[YOUR INSTRUCTIONS] All records are to be retyped faithfully and completely.

Records

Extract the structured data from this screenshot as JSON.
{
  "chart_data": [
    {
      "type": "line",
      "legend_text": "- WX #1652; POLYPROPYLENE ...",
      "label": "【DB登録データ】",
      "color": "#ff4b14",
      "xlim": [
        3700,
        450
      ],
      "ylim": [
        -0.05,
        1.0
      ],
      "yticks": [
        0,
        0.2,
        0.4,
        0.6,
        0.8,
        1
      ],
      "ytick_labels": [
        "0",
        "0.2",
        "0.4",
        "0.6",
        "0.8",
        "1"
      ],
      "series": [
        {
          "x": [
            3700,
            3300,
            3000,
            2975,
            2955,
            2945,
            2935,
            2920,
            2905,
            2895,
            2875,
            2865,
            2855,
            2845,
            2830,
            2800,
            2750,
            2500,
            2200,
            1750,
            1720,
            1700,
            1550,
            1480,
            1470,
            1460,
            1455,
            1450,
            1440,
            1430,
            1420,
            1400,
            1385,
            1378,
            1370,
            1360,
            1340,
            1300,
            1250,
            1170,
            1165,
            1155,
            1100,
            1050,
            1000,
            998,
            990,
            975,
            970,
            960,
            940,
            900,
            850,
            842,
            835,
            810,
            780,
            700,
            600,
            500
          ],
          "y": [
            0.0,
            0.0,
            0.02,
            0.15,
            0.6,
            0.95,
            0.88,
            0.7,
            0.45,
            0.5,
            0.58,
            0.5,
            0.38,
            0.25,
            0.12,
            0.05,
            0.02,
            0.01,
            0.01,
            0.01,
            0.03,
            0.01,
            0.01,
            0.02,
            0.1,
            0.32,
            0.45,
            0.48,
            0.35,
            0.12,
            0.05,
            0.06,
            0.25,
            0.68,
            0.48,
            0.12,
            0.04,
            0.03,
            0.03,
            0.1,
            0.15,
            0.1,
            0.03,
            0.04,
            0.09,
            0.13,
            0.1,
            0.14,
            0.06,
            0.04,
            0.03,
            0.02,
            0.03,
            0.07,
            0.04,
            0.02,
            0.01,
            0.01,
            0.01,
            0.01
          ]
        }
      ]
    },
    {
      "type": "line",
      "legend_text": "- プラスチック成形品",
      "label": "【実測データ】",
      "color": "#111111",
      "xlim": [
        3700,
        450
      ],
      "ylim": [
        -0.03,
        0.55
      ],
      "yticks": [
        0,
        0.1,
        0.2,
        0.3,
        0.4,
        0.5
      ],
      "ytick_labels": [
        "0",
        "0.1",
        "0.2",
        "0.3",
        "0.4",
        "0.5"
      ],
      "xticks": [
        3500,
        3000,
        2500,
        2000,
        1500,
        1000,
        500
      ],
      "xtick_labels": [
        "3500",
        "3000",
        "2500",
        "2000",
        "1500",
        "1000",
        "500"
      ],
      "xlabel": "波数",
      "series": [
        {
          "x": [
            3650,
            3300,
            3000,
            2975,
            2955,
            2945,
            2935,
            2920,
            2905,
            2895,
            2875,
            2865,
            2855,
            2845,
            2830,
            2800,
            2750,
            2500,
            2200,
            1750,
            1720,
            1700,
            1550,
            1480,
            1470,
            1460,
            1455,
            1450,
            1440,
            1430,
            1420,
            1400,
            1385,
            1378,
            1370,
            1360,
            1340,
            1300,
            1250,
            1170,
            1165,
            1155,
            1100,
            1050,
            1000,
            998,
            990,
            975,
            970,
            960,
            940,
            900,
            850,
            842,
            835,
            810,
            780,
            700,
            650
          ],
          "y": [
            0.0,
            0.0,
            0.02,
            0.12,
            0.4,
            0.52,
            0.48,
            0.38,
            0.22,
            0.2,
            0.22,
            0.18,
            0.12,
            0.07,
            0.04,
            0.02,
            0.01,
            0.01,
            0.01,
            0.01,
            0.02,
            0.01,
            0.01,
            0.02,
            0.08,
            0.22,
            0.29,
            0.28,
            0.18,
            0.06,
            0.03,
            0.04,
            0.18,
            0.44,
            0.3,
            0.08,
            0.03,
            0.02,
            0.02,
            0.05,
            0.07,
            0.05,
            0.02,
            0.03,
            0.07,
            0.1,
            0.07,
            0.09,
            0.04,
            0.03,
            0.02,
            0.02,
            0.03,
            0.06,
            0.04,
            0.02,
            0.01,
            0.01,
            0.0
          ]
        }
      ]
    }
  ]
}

[RESPONSE TO THIS EXERCISE]
Extract the structured data from this screenshot as JSON.
{
  "chart_data": [
    {
      "type": "line",
      "legend_text": "- WX #1652; POLYPROPYLENE ...",
      "label": "【DB登録データ】",
      "color": "#ff4b14",
      "xlim": [
        3700,
        450
      ],
      "ylim": [
        -0.05,
        1.0
      ],
      "yticks": [
        0,
        0.2,
        0.4,
        0.6,
        0.8,
        1
      ],
      "ytick_labels": [
        "0",
        "0.2",
        "0.4",
        "0.6",
        "0.8",
        "1"
      ],
      "series": [
        {
          "x": [
            3700,
            3300,
            3000,
            2975,
            2955,
            2945,
            2935,
            2920,
            2905,
            2895,
            2875,
            2865,
            2855,
            2845,
            2830,
            2800,
            2750,
            2500,
            2200,
            1750,
            1720,
            1700,
            1550,
            1480,
            1470,
            1460,
            1455,
            1450,
            1440,
            1430,
            1420,
            1400,
            1385,
            1378,
            1370,
            1360,
            1340,
            1300,
            1250,
            1170,
            1165,
            1155,
            1100,
            1050,
            1000,
            998,
            990,
            975,
            970,
            960,
            940,
            900,
            850,
            842,
            835,
            810,
            780,
            700,
            600,
            500
          ],
          "y": [
            0.0,
            0.0,
            0.02,
            0.15,
            0.6,
            0.95,
            0.88,
            0.7,
            0.45,
            0.5,
            0.58,
            0.5,
            0.38,
            0.25,
            0.12,
            0.05,
            0.02,
            0.01,
            0.01,
            0.01,
            0.03,
            0.01,
            0.01,
            0.02,
            0.1,
            0.32,
            0.45,
            0.48,
            0.35,
            0.12,
            0.05,
            0.06,
            0.25,
            0.68,
            0.48,
            0.12,
            0.04,
            0.03,
            0.03,
            0.1,
            0.15,
            0.1,
            0.03,
            0.04,
            0.09,
            0.13,
            0.1,
            0.14,
            0.06,
            0.04,
            0.03,
            0.02,
            0.03,
            0.07,
            0.04,
            0.02,
            0.01,
            0.01,
            0.01,
            0.01
          ]
        }
      ]
    },
    {
      "type": "line",
      "legend_text": "- プラスチック成形品",
      "label": "【実測データ】",
      "color": "#111111",
      "xlim": [
        3700,
        450
      ],
      "ylim": [
        -0.03,
        0.55
      ],
      "yticks": [
        0,
        0.1,
        0.2,
        0.3,
        0.4,
        0.5
      ],
      "ytick_labels": [
        "0",
        "0.1",
        "0.2",
        "0.3",
        "0.4",
        "0.5"
      ],
      "xticks": [
        3500,
        3000,
        2500,
        2000,
        1500,
        1000,
        500
      ],
      "xtick_labels": [
        "3500",
        "3000",
        "2500",
        "2000",
        "1500",
        "1000",
        "500"
      ],
      "xlabel": "波数",
      "series": [
        {
          "x": [
            3650,
            3300,
            3000,
            2975,
            2955,
            2945,
            2935,
            2920,
            2905,
            2895,
            2875,
            2865,
            2855,
            2845,
            2830,
            2800,
            2750,
            2500,
            2200,
            1750,
            1720,
            1700,
            1550,
            1480,
            1470,
            1460,
            1455,
            1450,
            1440,
            1430,
            1420,
            1400,
            1385,
            1378,
            1370,
            1360,
            1340,
            1300,
            1250,
            1170,
            1165,
            1155,
            1100,
            1050,
            1000,
            998,
            990,
            975,
            970,
            960,
            940,
            900,
            850,
            842,
            835,
            810,
            780,
            700,
            650
          ],
          "y": [
            0.0,
            0.0,
            0.02,
            0.12,
            0.4,
            0.52,
            0.48,
            0.38,
            0.22,
            0.2,
            0.22,
            0.18,
            0.12,
            0.07,
            0.04,
            0.02,
            0.01,
            0.01,
            0.01,
            0.01,
            0.02,
            0.01,
            0.01,
            0.02,
            0.08,
            0.22,
            0.29,
            0.28,
            0.18,
            0.06,
            0.03,
            0.04,
            0.18,
            0.44,
            0.3,
            0.08,
            0.03,
            0.02,
            0.02,
            0.05,
            0.07,
            0.05,
            0.02,
            0.03,
            0.07,
            0.1,
            0.07,
            0.09,
            0.04,
            0.03,
            0.02,
            0.02,
            0.03,
            0.06,
            0.04,
            0.02,
            0.01,
            0.01,
            0.0
          ]
        }
      ]
    }
  ]
}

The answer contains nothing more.